* **Aufgaben**
1. Nenne alle Tastenkombinationen, die im Quellenauszug vorkommen.
2. Beantworte anhand des Quellenauszugs:
(a) Welches Dateiformat wird für die nachbearbeitete Datei vermutet?
(b) Auf welche Ebene soll am Ende reduziert werden?
(c) Was wird angeboten, falls das Vorgehen nicht klappt?
3. Übernimm aus dem Quellenauszug den Text zwischen „Das müsste eigentlich“ und „so hinbekommen.“, beide Stellen eingeschlossen, als genaue Kopie.

* **Quellenauszug**
_ _ _
Lass dich doch nicht so schnell entmutigen!
In welchem Format hast du denn die nachbearbeitete
Datei abgespeichert? Als .PSD oder so vermute ich mal.

Vorschlag:
Probiere doch einmal folgendes. Exportiere den Filmstreifen
einfach noch einmal, wie du es beim ersten mal gemacht hast.
Öffne diesen dann in PS und öffne auch deine Nachbearbeitete
Datei im Format (.PSD oder welches Format es auch immer sein
mag). 

Diese beiden Bilder müssten ja bis auf die Dateiendung in Sachen
Grösse Identisch sein. Markiere die Nachbearbeitete Version mit
Ctrl+a und kopiere sie mit Ctrl+c. Dann gehst du in den neu exportierten
Filmstreifen den du noch nicht verändert hast und fügst die Kopie mit
Ctrl+v ein. Die Nachbearbeitete Version müsste jetzt über dem 
original Filmstreifen liegen. Nun noch auf Hintergrundebene
redurieren und alles mit dem normalen »speichern« abspeichern.

Das müsste eigentlich so reibungslos funktionieren. Ansonsten kann
ich dir nur noch anbieten mir mal beide Dateien zu schicken, damit
ich da mal drüberschauen kann, aber eigentlich müsstest du das
so hinbekommen.


----------
_ _ _
* **Datensätze**

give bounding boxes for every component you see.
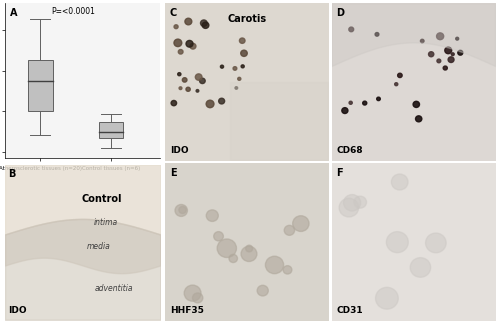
_ _ _
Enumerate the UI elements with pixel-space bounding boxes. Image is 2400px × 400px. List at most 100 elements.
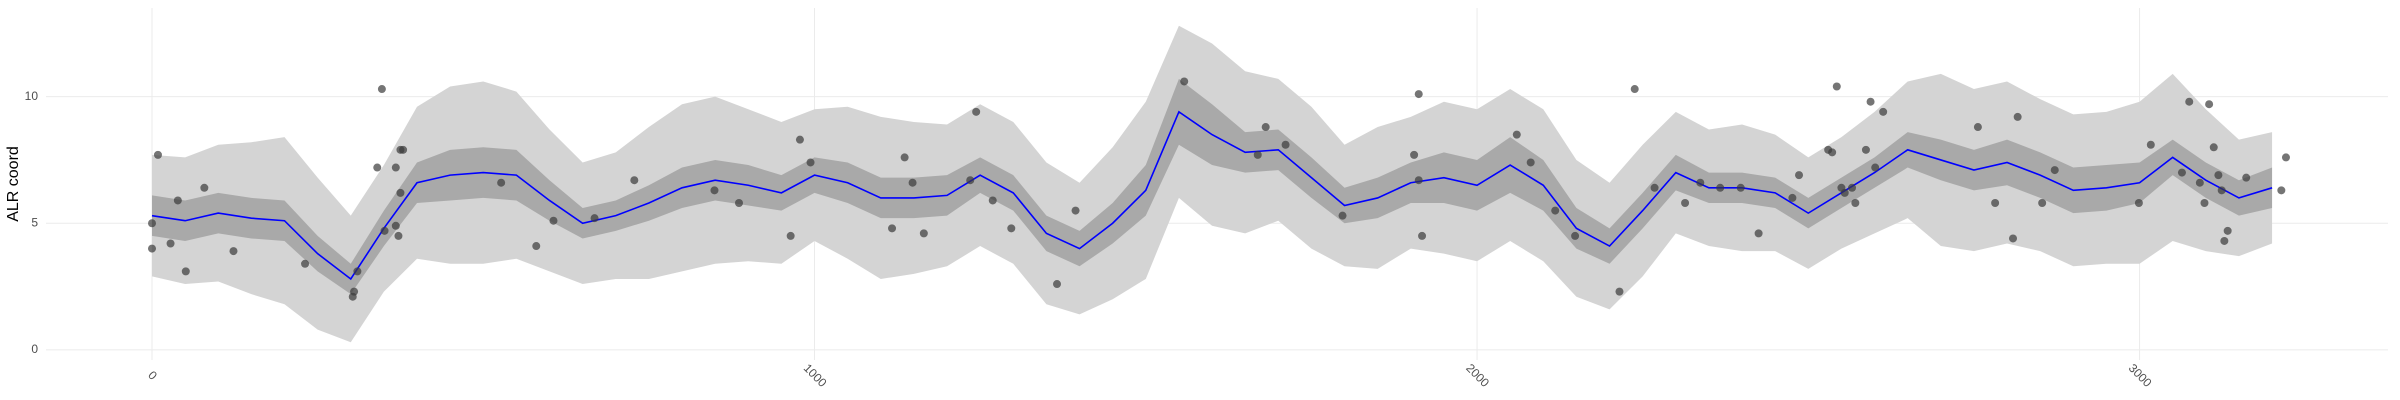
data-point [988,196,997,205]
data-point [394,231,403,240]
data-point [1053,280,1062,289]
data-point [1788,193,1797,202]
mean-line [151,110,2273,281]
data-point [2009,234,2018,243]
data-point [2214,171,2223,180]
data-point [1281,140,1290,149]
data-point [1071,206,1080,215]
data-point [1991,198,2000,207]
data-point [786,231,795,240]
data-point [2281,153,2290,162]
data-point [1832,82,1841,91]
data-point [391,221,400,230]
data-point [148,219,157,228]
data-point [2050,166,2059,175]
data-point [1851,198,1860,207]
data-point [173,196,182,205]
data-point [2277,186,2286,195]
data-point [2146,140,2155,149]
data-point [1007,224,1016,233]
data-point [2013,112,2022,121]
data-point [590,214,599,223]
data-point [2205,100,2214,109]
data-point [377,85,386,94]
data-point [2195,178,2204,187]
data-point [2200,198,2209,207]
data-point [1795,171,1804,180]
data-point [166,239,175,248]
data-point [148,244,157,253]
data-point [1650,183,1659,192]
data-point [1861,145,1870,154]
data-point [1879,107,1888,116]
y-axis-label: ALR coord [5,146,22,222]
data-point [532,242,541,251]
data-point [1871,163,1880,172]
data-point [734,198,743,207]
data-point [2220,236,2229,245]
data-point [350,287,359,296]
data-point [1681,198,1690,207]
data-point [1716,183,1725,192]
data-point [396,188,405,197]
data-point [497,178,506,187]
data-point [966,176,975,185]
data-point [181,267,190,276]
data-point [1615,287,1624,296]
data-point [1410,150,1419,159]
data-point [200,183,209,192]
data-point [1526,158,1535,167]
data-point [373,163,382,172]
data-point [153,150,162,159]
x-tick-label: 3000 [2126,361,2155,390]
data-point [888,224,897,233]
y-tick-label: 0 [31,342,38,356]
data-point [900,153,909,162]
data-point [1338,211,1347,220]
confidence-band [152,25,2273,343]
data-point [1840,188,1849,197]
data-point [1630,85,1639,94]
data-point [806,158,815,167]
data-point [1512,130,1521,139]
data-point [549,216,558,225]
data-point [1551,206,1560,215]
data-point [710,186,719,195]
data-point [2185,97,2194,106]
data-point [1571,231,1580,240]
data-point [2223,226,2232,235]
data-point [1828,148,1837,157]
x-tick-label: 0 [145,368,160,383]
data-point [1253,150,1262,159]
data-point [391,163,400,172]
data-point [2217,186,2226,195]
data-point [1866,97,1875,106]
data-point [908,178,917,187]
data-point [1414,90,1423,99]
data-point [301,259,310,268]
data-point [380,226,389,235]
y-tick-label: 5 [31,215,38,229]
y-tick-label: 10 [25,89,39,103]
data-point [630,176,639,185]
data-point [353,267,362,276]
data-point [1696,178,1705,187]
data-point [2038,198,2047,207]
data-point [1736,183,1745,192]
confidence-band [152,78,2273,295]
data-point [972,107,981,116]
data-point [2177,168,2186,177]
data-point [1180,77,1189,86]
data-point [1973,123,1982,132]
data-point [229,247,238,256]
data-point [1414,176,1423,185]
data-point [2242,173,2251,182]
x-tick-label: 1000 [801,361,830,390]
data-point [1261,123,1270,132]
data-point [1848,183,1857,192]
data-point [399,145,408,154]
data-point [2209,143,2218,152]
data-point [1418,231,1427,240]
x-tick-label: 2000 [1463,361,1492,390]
_ _ _
* **Antworten**
1. Ctrl+a, Ctrl+c, Ctrl+v

2.
(a) .PSD
(b) Auf die Hintergrundebene.
(c) Beide Dateien zu schicken, damit sie angeschaut werden können.

3.
Das müsste eigentlich so reibungslos funktionieren. Ansonsten kann
ich dir nur noch anbieten mir mal beide Dateien zu schicken, damit
ich da mal drüberschauen kann, aber eigentlich müsstest du das
so hinbekommen.